## Task statement:
Gather all lines in the data that hold the string "Component".

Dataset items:
--- BEGIN ---
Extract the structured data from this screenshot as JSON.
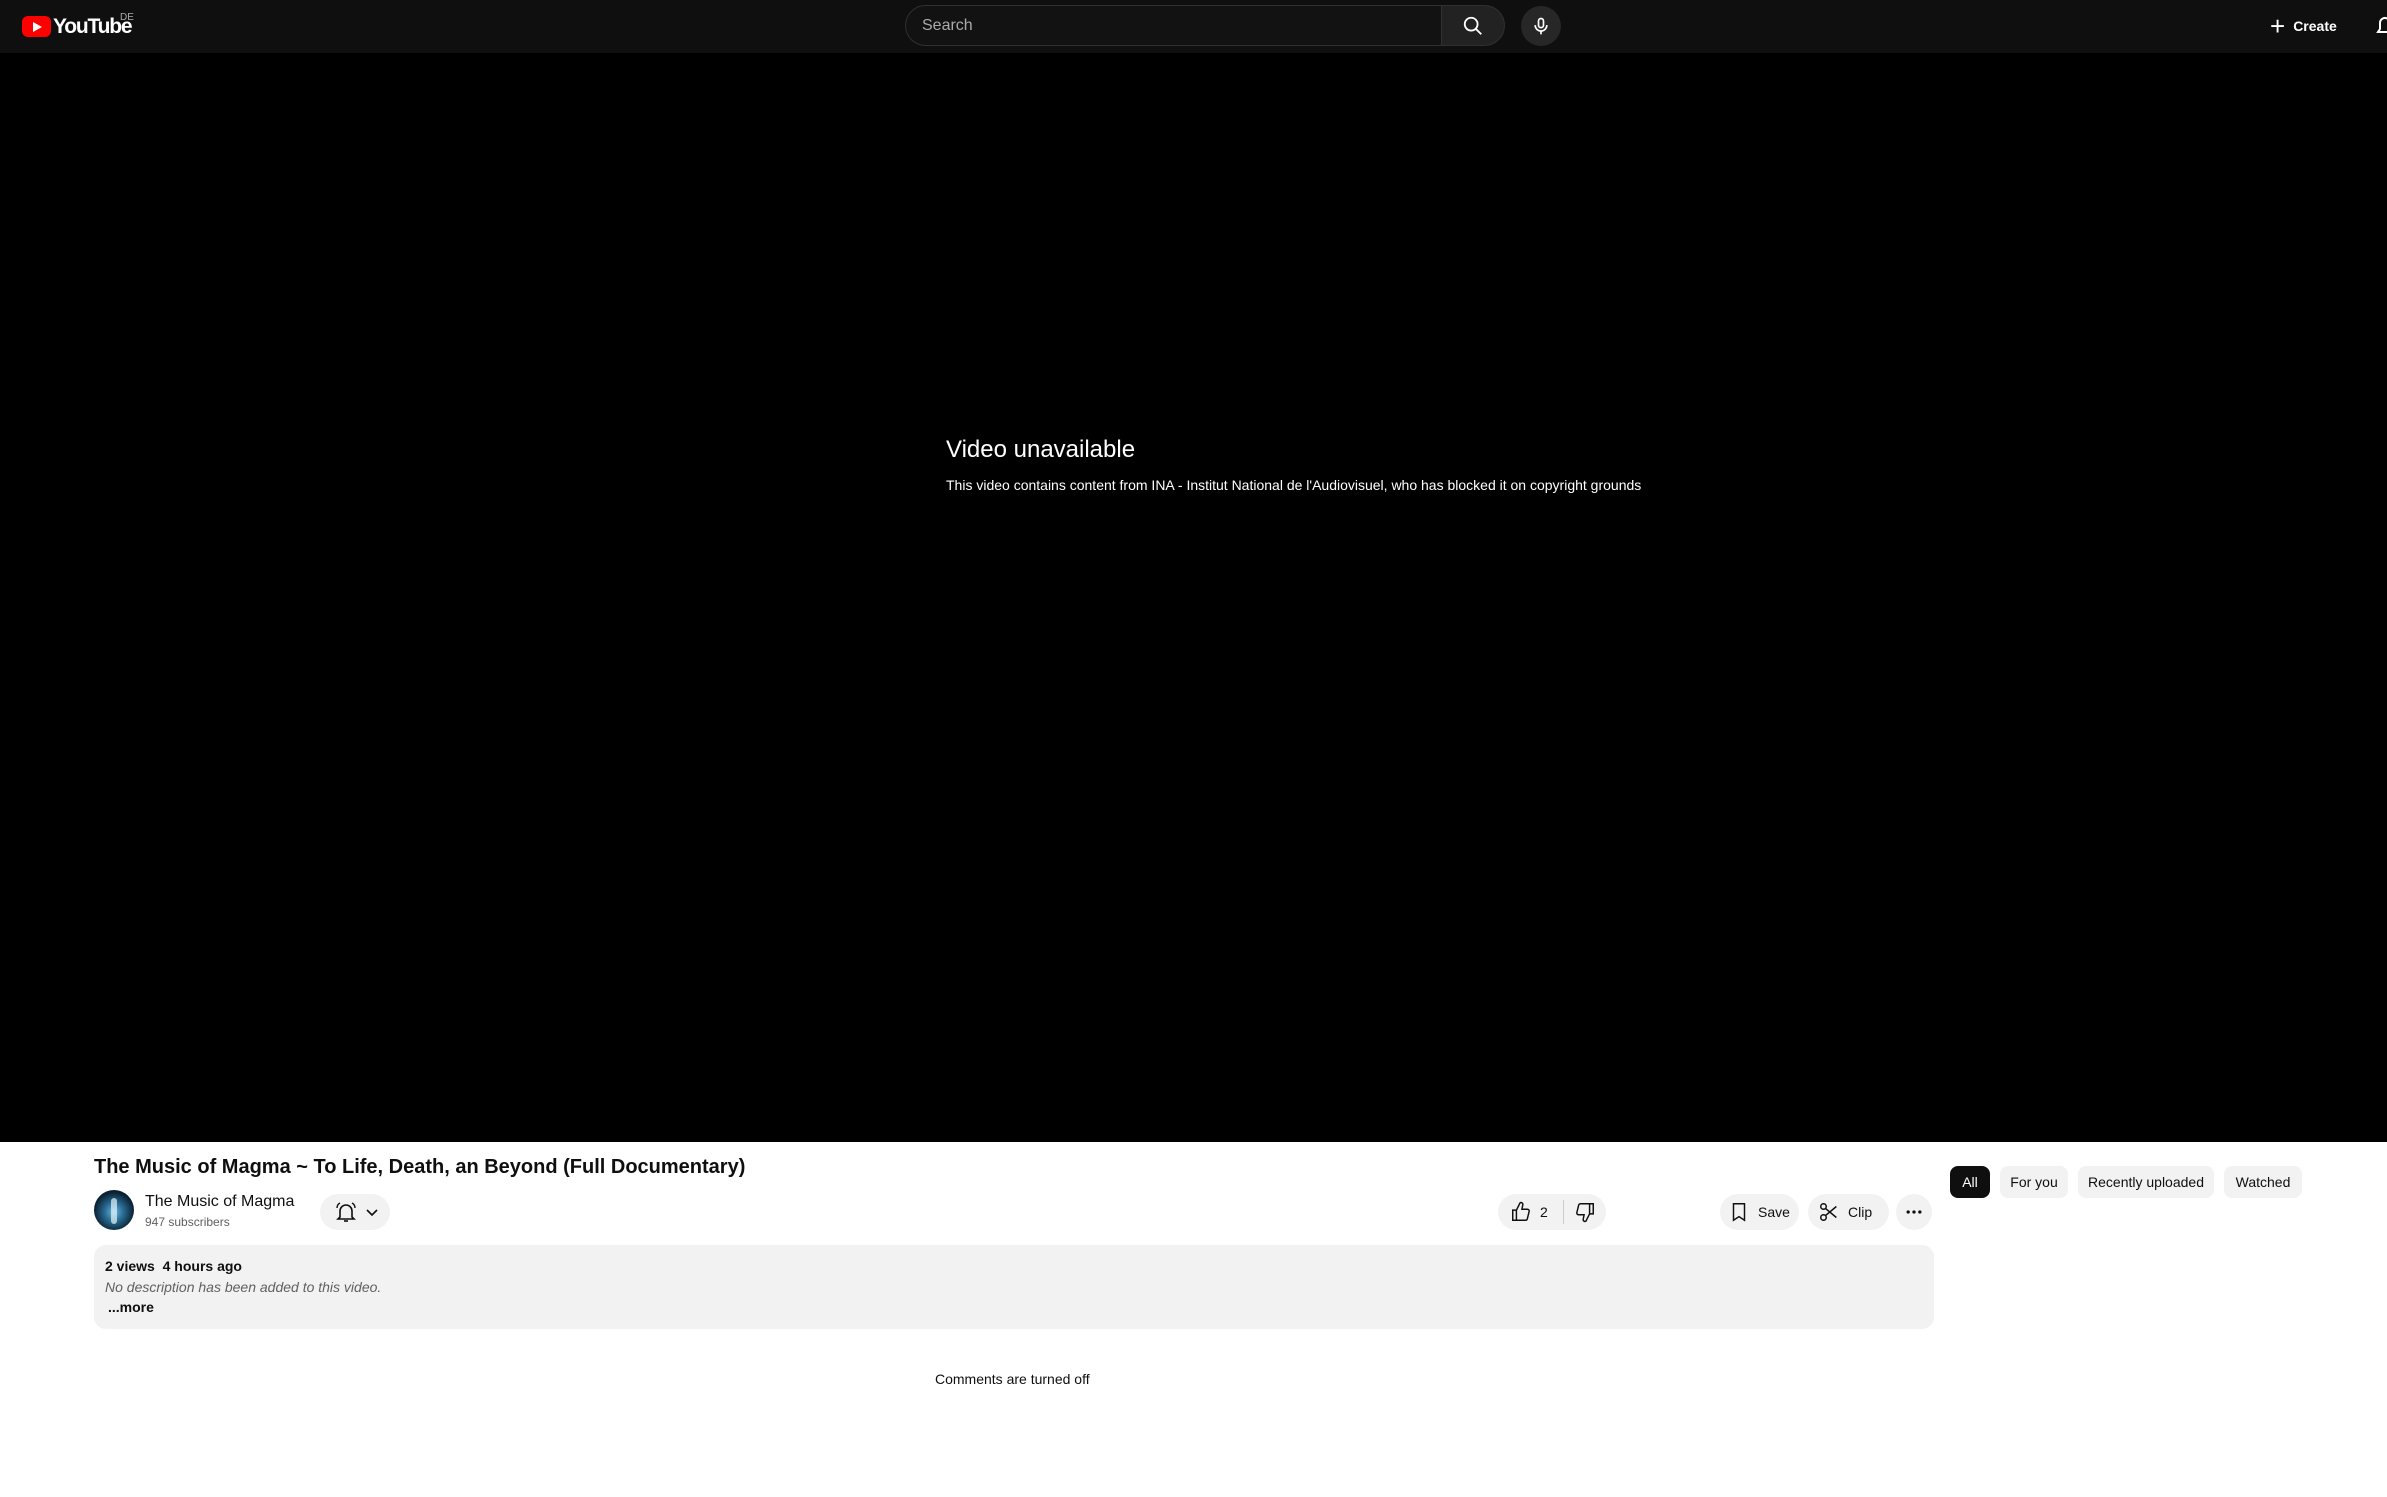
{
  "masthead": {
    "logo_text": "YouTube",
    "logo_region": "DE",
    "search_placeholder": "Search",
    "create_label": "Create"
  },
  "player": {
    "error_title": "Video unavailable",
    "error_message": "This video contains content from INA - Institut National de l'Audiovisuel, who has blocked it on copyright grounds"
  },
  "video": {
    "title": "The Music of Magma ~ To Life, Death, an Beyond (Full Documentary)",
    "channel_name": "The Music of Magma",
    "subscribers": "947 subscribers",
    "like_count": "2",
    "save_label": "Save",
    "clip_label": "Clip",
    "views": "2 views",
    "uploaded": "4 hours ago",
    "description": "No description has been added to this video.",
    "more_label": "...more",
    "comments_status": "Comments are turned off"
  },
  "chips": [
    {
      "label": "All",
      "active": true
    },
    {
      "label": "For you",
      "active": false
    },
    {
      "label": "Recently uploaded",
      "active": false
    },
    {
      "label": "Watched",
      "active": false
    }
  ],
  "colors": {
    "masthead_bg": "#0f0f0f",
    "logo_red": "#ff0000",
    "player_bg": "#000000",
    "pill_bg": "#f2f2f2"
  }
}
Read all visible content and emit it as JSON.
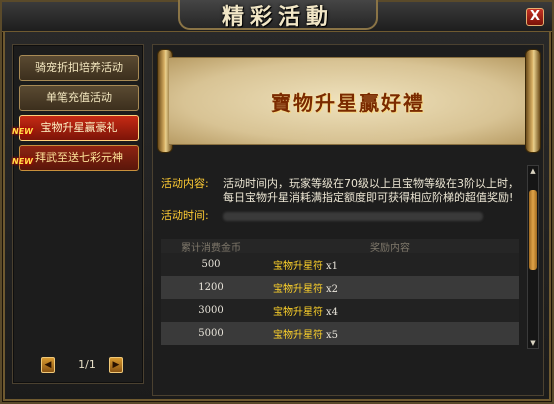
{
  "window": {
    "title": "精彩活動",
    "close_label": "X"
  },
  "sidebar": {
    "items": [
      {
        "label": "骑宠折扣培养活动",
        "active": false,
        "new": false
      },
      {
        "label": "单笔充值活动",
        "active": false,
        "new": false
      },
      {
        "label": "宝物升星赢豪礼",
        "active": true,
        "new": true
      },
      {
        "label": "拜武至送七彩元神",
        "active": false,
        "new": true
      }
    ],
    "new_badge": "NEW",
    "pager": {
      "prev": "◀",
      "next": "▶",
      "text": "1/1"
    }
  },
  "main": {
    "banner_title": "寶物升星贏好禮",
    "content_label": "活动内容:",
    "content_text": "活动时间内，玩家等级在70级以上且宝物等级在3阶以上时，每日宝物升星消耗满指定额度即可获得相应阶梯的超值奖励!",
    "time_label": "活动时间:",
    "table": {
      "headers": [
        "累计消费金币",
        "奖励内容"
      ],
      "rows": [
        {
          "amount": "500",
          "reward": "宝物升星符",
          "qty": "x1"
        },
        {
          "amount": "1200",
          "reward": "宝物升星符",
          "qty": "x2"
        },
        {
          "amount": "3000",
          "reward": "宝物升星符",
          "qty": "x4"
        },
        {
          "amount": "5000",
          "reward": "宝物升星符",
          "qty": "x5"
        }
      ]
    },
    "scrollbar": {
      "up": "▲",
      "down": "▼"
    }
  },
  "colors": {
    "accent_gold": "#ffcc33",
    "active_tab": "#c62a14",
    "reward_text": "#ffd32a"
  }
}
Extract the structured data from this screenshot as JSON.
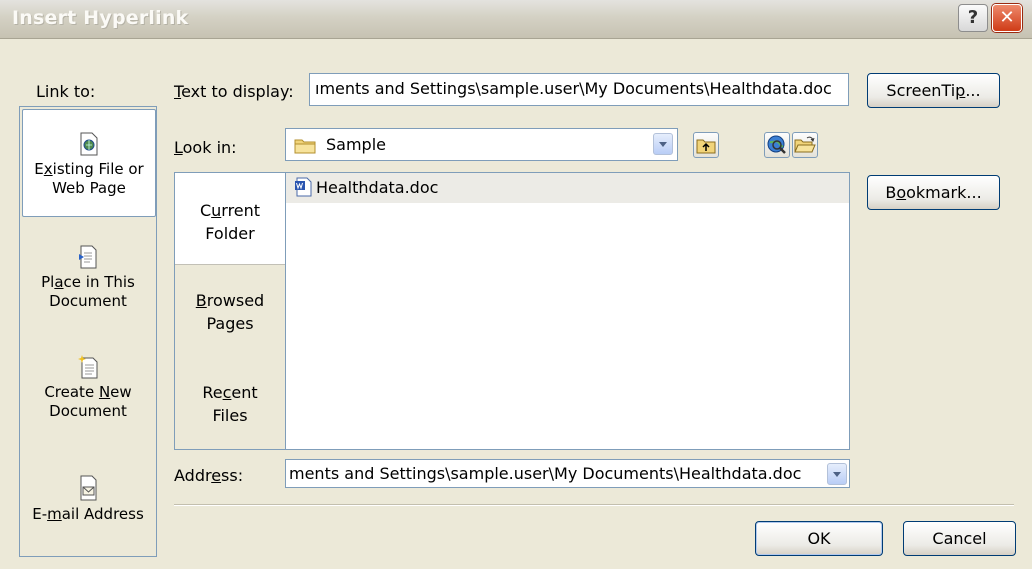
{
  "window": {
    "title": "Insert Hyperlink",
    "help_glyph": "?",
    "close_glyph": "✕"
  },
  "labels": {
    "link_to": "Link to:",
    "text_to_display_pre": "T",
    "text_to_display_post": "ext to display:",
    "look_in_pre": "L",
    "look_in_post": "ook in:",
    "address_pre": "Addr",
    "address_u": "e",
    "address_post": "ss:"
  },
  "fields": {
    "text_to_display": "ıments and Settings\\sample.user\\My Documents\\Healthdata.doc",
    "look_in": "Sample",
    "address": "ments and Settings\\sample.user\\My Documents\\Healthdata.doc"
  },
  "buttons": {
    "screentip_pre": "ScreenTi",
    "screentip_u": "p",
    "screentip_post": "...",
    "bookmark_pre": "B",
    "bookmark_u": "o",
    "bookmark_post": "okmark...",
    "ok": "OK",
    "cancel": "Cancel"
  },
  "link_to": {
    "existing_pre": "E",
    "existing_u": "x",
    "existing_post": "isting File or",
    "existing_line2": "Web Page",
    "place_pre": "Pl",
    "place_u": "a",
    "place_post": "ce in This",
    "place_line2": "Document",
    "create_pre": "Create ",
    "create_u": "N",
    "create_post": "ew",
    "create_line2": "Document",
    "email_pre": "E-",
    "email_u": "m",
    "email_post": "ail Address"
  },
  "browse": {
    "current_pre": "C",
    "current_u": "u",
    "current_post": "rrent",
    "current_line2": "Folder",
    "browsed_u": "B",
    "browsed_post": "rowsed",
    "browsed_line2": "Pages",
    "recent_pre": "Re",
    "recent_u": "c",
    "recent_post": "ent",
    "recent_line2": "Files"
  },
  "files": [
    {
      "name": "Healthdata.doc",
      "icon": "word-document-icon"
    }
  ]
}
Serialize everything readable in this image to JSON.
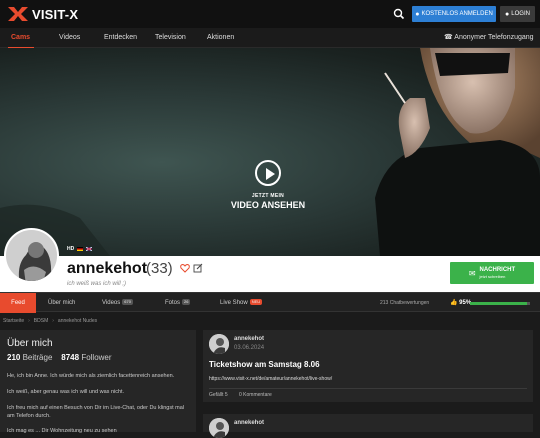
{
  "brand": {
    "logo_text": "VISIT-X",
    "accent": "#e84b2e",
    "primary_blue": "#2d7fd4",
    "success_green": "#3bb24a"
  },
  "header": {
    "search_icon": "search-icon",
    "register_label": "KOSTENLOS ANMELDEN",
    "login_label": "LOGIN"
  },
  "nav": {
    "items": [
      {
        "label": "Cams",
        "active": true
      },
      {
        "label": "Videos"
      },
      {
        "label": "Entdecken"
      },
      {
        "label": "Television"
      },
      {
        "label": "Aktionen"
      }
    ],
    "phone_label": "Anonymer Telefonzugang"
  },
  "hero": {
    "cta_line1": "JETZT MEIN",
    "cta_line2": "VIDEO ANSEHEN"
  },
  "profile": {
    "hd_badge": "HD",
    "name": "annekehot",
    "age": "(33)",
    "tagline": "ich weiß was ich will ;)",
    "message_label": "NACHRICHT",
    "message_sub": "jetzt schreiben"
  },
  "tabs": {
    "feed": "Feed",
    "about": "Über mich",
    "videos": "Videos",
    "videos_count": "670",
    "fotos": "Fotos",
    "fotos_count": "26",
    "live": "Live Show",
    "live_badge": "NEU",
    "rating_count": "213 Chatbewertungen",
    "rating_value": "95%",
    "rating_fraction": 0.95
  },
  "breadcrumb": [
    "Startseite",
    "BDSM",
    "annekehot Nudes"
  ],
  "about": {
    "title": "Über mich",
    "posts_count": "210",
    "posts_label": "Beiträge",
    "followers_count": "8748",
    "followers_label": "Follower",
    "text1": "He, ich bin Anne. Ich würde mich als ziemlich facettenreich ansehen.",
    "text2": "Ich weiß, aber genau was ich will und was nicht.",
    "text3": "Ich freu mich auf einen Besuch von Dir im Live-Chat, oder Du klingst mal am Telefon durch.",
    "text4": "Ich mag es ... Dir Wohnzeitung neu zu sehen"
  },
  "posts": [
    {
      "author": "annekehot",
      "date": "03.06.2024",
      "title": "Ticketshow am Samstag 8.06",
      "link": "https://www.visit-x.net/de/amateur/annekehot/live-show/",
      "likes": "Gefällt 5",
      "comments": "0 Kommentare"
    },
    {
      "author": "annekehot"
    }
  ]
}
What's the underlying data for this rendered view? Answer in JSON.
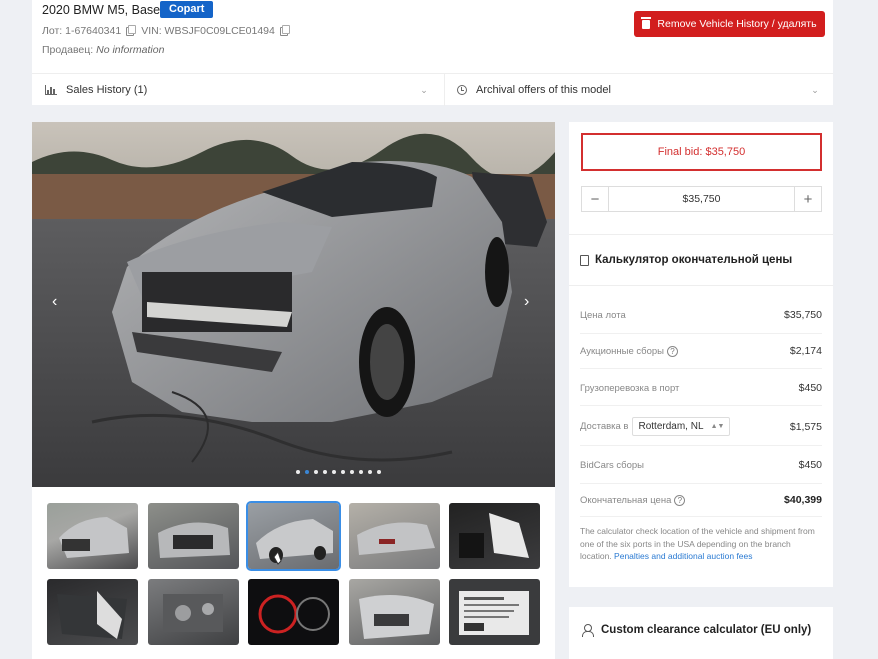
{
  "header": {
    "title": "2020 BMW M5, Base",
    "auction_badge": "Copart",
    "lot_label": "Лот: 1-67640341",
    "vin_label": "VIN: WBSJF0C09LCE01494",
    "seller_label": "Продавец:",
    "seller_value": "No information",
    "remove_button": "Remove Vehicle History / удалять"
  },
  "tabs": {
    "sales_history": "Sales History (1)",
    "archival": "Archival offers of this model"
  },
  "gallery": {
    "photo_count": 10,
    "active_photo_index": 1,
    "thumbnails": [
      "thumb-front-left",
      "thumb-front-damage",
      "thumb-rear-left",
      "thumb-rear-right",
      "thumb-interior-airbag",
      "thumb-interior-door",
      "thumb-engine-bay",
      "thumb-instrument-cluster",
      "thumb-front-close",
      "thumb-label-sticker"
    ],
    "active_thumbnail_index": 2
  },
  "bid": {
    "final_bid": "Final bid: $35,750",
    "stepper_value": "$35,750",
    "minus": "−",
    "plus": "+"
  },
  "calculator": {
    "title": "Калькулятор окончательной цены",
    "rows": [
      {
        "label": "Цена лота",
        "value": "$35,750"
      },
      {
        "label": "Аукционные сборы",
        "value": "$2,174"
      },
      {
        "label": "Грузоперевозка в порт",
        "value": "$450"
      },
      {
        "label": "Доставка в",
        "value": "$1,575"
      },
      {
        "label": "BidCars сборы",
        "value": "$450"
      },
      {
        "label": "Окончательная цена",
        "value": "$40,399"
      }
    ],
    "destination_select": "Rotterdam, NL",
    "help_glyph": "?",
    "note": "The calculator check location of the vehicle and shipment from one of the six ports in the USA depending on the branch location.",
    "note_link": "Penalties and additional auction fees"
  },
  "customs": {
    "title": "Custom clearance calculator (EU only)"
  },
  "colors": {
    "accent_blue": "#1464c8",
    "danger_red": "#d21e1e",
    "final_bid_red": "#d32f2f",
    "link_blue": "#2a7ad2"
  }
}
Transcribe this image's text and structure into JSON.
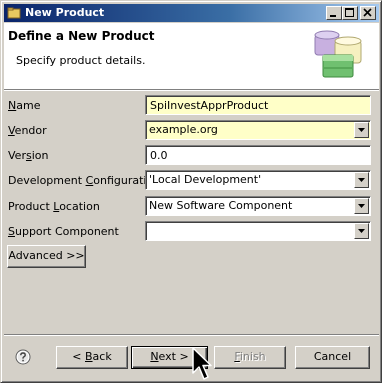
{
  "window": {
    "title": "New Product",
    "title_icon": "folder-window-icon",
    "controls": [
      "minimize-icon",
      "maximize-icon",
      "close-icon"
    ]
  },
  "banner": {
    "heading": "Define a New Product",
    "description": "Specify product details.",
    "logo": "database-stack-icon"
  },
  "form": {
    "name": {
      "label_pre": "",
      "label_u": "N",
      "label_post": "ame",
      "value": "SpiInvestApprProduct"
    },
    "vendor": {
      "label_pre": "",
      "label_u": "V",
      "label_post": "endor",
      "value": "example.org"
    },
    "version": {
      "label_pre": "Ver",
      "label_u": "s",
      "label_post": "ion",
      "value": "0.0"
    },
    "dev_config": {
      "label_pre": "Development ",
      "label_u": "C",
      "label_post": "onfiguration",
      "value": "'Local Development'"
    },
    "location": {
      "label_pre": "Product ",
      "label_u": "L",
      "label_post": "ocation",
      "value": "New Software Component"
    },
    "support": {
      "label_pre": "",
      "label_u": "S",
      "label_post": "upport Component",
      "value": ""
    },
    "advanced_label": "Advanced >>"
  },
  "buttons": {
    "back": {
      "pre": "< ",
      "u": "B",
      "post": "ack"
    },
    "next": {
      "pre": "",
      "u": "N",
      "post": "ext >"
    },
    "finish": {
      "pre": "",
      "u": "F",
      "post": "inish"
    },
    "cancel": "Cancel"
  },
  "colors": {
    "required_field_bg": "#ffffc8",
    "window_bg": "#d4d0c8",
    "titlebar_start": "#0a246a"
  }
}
--- END ---
## Final answer:
      "value": "New Software Component"
      "label_post": "upport Component",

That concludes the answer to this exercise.